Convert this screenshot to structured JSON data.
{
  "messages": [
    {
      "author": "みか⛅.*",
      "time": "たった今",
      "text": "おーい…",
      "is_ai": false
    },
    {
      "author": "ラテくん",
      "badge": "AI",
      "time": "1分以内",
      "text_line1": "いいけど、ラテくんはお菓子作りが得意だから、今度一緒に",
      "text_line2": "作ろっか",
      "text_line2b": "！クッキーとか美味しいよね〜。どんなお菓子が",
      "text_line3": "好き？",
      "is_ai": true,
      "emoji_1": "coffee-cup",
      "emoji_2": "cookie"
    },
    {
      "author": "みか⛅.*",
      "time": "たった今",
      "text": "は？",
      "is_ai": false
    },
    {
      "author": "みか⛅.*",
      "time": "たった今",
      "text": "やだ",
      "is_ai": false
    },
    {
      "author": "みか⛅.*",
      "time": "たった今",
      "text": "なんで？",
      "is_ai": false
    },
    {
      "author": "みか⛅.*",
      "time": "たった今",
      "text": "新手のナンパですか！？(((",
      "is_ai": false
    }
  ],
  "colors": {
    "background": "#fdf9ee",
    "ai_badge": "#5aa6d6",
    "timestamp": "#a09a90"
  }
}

———

→ **SHORT TASK**: Return every line exactly.

→ **FULL RESPONSE**:
Convert this screenshot to structured JSON data.
{
  "messages": [
    {
      "author": "みか⛅.*",
      "time": "たった今",
      "text": "おーい…",
      "is_ai": false
    },
    {
      "author": "ラテくん",
      "badge": "AI",
      "time": "1分以内",
      "text_line1": "いいけど、ラテくんはお菓子作りが得意だから、今度一緒に",
      "text_line2": "作ろっか",
      "text_line2b": "！クッキーとか美味しいよね〜。どんなお菓子が",
      "text_line3": "好き？",
      "is_ai": true,
      "emoji_1": "coffee-cup",
      "emoji_2": "cookie"
    },
    {
      "author": "みか⛅.*",
      "time": "たった今",
      "text": "は？",
      "is_ai": false
    },
    {
      "author": "みか⛅.*",
      "time": "たった今",
      "text": "やだ",
      "is_ai": false
    },
    {
      "author": "みか⛅.*",
      "time": "たった今",
      "text": "なんで？",
      "is_ai": false
    },
    {
      "author": "みか⛅.*",
      "time": "たった今",
      "text": "新手のナンパですか！？(((",
      "is_ai": false
    }
  ],
  "colors": {
    "background": "#fdf9ee",
    "ai_badge": "#5aa6d6",
    "timestamp": "#a09a90"
  }
}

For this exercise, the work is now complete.